__EXTRACTED TEXT__
########################################

What the Numbers Tell Us about Salesperson Readiness

Posted by Tony Cole on Mon, Aug 22, 2016

We recently delivered a webinar specifically for one of our clients – BISA (Bank Insurance and Securities Association).  The topic was The Customer-First Advisor: How to Help Your Salespeople Survive and Sell in the Coming DOL Environment – regarding the recent Department of Labor ruling outlining the fiduciary responsibilities of financial advisors giving advice to prospects or clients. (Click here to listen to recording.)

NOTE:  This post doesn't just apply to investment advisor salespeople.  Salespeople in all industries continue to face changes in economic, competitive and company climates.  As a sales leader, it is important to recognize that those salespeople that got you where you are today probably won’t be the same ones that will get you through the other side of change unless you get them ready.

Up until this year, advisors had to satisfy a “suitability” standard when providing advice.  The problem is that sometimes “suitability” also was conflicted advice. It was “conflicted” apparently because some of the products that were “suitable” were also the ones that paid the advisors the most commission.  I have strong feelings about this and why the DoL would stick its nose in this… but that discussion is for another day and time!

########################################

__DATASET ENTRIES__
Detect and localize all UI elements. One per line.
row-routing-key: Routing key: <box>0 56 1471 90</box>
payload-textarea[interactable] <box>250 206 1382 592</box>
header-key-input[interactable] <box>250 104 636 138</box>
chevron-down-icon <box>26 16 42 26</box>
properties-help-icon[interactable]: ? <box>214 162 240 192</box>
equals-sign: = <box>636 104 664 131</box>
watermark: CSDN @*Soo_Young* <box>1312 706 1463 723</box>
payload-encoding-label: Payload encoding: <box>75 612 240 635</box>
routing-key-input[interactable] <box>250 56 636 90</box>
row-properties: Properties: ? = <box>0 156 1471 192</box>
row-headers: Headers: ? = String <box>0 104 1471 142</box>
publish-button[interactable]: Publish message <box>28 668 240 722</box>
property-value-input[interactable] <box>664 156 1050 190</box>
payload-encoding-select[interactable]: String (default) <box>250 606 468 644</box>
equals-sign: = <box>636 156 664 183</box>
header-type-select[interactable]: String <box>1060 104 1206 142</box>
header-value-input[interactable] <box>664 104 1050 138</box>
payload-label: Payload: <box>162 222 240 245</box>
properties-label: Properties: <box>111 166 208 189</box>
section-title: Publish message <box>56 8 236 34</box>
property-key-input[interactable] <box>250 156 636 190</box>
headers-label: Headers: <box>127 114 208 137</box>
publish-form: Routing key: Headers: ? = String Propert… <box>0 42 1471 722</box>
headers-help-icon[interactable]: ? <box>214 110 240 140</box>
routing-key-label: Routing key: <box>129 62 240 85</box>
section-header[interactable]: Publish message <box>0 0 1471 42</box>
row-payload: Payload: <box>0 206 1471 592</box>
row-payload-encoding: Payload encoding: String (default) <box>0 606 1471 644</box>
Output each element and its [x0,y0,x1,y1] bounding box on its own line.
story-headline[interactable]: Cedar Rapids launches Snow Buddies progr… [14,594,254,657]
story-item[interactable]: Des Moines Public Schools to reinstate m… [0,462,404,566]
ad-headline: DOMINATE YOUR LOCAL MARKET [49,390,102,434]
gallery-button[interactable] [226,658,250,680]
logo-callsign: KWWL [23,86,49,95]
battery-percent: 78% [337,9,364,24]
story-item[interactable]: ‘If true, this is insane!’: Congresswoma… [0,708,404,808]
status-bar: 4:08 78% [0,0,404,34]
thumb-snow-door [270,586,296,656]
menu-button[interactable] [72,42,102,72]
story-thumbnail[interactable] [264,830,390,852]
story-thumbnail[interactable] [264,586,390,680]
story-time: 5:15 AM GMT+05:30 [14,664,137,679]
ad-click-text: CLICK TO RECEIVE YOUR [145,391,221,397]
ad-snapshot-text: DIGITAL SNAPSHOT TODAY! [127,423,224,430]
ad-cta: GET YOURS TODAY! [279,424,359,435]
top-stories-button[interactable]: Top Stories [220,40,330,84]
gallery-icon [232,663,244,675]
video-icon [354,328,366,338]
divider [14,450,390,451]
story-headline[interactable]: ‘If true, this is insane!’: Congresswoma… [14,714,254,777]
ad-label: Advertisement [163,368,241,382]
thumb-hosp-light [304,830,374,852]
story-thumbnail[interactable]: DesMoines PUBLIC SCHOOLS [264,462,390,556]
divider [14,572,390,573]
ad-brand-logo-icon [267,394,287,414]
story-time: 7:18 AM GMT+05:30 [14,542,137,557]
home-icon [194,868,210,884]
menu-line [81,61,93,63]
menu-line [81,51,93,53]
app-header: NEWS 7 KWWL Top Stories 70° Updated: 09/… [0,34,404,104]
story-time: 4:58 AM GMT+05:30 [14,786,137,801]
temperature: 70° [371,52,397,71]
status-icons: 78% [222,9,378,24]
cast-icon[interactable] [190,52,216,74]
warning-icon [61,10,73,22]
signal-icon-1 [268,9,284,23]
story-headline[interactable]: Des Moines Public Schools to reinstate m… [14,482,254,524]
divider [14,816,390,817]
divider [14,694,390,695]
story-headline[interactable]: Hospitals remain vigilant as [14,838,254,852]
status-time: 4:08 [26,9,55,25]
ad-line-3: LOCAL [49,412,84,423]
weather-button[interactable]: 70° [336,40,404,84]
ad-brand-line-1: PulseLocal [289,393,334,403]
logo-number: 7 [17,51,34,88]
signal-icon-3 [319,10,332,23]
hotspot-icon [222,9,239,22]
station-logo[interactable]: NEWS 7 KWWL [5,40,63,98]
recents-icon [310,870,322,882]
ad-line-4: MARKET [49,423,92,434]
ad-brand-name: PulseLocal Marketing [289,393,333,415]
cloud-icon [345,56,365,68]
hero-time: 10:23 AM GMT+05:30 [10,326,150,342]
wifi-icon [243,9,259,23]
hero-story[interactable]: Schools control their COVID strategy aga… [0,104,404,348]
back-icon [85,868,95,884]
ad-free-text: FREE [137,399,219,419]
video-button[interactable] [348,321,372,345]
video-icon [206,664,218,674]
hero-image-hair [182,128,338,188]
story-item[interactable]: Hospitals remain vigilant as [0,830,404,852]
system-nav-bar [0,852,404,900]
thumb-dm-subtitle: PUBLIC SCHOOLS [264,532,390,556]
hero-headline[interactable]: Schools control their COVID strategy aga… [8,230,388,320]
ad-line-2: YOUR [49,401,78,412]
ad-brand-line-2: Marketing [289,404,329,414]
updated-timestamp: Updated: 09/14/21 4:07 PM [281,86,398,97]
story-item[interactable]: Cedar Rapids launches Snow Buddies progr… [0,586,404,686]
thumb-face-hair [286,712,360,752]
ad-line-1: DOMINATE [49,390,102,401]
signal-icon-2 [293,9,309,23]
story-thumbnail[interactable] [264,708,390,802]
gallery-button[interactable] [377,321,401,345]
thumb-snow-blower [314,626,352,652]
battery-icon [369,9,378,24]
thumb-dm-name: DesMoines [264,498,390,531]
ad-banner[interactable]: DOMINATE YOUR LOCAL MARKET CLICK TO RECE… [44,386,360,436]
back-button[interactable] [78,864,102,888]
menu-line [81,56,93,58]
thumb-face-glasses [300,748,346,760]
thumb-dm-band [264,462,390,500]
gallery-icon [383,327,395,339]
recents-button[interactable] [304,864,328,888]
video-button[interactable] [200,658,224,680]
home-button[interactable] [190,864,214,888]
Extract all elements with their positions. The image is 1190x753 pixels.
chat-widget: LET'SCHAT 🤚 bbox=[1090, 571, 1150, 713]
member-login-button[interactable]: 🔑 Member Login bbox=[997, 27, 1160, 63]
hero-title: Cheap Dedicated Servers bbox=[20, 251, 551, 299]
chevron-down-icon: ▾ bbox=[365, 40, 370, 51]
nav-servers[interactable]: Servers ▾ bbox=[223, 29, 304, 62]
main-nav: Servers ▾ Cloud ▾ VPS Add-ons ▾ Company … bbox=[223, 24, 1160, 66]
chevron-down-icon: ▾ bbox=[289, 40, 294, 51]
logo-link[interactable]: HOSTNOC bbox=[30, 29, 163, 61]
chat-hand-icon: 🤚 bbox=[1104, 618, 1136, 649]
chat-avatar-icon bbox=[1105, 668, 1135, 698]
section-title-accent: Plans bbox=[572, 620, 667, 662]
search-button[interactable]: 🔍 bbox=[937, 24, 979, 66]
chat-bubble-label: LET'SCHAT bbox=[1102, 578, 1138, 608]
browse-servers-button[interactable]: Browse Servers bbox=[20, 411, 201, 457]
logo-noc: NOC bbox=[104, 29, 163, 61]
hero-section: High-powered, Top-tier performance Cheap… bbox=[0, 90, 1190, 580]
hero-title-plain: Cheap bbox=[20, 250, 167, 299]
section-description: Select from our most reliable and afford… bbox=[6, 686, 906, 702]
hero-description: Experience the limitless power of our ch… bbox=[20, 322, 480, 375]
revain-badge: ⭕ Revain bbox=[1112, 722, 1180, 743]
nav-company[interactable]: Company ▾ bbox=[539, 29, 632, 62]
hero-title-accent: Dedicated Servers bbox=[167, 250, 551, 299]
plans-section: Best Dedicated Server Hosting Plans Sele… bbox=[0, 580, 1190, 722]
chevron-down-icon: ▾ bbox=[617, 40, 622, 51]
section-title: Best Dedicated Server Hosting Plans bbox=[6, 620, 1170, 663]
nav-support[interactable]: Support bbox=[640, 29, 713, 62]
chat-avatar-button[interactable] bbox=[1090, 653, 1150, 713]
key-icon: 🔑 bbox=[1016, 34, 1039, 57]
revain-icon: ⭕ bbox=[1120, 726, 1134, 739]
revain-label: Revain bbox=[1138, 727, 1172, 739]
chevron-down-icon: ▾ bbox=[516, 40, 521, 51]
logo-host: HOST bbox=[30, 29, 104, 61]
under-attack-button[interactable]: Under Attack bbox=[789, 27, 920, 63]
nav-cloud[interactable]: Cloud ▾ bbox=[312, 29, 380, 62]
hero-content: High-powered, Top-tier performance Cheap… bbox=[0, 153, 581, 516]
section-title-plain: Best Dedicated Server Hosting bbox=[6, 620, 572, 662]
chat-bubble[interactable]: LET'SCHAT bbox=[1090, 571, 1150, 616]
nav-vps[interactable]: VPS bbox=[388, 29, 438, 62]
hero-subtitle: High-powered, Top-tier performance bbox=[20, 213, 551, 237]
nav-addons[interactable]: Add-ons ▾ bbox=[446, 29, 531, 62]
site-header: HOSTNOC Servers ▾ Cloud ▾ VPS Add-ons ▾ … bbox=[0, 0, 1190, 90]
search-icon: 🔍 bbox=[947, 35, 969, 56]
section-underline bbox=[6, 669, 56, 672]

########################################

__GIVEN EXERCISE A__
According to the salesperson readiness post, what standard did advisors have to satisfy when giving advice up until this year?
__GIVEN EXERCISE B__
Reproduce the salesperson readiness post from "We recently delivered" up to and including "get them ready.".

__FULL SOLUTION A__
A "suitability" standard.

__FULL SOLUTION B__
We recently delivered a webinar specifically for one of our clients – BISA (Bank Insurance and Securities Association).  The topic was The Customer-First Advisor: How to Help Your Salespeople Survive and Sell in the Coming DOL Environment – regarding the recent Department of Labor ruling outlining the fiduciary responsibilities of financial advisors giving advice to prospects or clients. (Click here to listen to recording.)

NOTE:  This post doesn't just apply to investment advisor salespeople.  Salespeople in all industries continue to face changes in economic, competitive and company climates.  As a sales leader, it is important to recognize that those salespeople that got you where you are today probably won’t be the same ones that will get you through the other side of change unless you get them ready.